(Stored records)
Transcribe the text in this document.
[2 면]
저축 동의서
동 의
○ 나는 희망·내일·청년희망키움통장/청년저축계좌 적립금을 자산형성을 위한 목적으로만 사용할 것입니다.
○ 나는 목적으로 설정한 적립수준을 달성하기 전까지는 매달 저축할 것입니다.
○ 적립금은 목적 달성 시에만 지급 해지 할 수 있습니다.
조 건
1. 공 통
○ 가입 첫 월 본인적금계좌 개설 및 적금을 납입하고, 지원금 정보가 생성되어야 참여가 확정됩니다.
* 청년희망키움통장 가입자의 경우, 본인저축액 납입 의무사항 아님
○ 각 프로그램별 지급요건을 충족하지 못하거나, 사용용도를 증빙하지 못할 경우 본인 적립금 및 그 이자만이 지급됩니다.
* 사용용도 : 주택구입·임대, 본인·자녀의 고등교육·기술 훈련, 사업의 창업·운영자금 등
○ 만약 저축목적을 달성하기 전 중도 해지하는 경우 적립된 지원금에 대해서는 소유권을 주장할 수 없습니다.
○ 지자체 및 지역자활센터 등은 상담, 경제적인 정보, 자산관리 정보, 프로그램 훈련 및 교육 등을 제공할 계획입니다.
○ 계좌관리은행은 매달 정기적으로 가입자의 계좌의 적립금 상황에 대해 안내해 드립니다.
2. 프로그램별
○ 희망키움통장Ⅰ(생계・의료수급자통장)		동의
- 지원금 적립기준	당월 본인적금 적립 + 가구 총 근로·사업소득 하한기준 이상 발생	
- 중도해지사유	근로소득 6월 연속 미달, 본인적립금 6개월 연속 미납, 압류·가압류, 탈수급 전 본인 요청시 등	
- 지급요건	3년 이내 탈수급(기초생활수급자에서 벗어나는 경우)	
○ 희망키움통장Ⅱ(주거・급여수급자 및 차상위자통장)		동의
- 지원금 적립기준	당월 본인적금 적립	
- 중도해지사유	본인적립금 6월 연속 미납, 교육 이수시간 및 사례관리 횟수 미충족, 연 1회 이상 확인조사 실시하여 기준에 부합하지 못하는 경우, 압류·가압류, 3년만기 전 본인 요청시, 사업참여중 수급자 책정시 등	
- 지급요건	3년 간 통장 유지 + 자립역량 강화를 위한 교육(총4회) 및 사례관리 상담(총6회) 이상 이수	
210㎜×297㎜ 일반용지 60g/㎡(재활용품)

WHAT YOU NEED TO DO | Copy the material above back out, exactly as written.

SOLUTION TO THE EXERCISE |
Transcribe the text in this document.
[2 면]
저축 동의서
동 의
○ 나는 희망·내일·청년희망키움통장/청년저축계좌 적립금을 자산형성을 위한 목적으로만 사용할 것입니다.
○ 나는 목적으로 설정한 적립수준을 달성하기 전까지는 매달 저축할 것입니다.
○ 적립금은 목적 달성 시에만 지급 해지 할 수 있습니다.
조 건
1. 공 통
○ 가입 첫 월 본인적금계좌 개설 및 적금을 납입하고, 지원금 정보가 생성되어야 참여가 확정됩니다.
* 청년희망키움통장 가입자의 경우, 본인저축액 납입 의무사항 아님
○ 각 프로그램별 지급요건을 충족하지 못하거나, 사용용도를 증빙하지 못할 경우 본인 적립금 및 그 이자만이 지급됩니다.
* 사용용도 : 주택구입·임대, 본인·자녀의 고등교육·기술 훈련, 사업의 창업·운영자금 등
○ 만약 저축목적을 달성하기 전 중도 해지하는 경우 적립된 지원금에 대해서는 소유권을 주장할 수 없습니다.
○ 지자체 및 지역자활센터 등은 상담, 경제적인 정보, 자산관리 정보, 프로그램 훈련 및 교육 등을 제공할 계획입니다.
○ 계좌관리은행은 매달 정기적으로 가입자의 계좌의 적립금 상황에 대해 안내해 드립니다.
2. 프로그램별
○ 희망키움통장Ⅰ(생계・의료수급자통장)		동의
- 지원금 적립기준	당월 본인적금 적립 + 가구 총 근로·사업소득 하한기준 이상 발생	
- 중도해지사유	근로소득 6월 연속 미달, 본인적립금 6개월 연속 미납, 압류·가압류, 탈수급 전 본인 요청시 등	
- 지급요건	3년 이내 탈수급(기초생활수급자에서 벗어나는 경우)	
○ 희망키움통장Ⅱ(주거・급여수급자 및 차상위자통장)		동의
- 지원금 적립기준	당월 본인적금 적립	
- 중도해지사유	본인적립금 6월 연속 미납, 교육 이수시간 및 사례관리 횟수 미충족, 연 1회 이상 확인조사 실시하여 기준에 부합하지 못하는 경우, 압류·가압류, 3년만기 전 본인 요청시, 사업참여중 수급자 책정시 등	
- 지급요건	3년 간 통장 유지 + 자립역량 강화를 위한 교육(총4회) 및 사례관리 상담(총6회) 이상 이수	
210㎜×297㎜ 일반용지 60g/㎡(재활용품)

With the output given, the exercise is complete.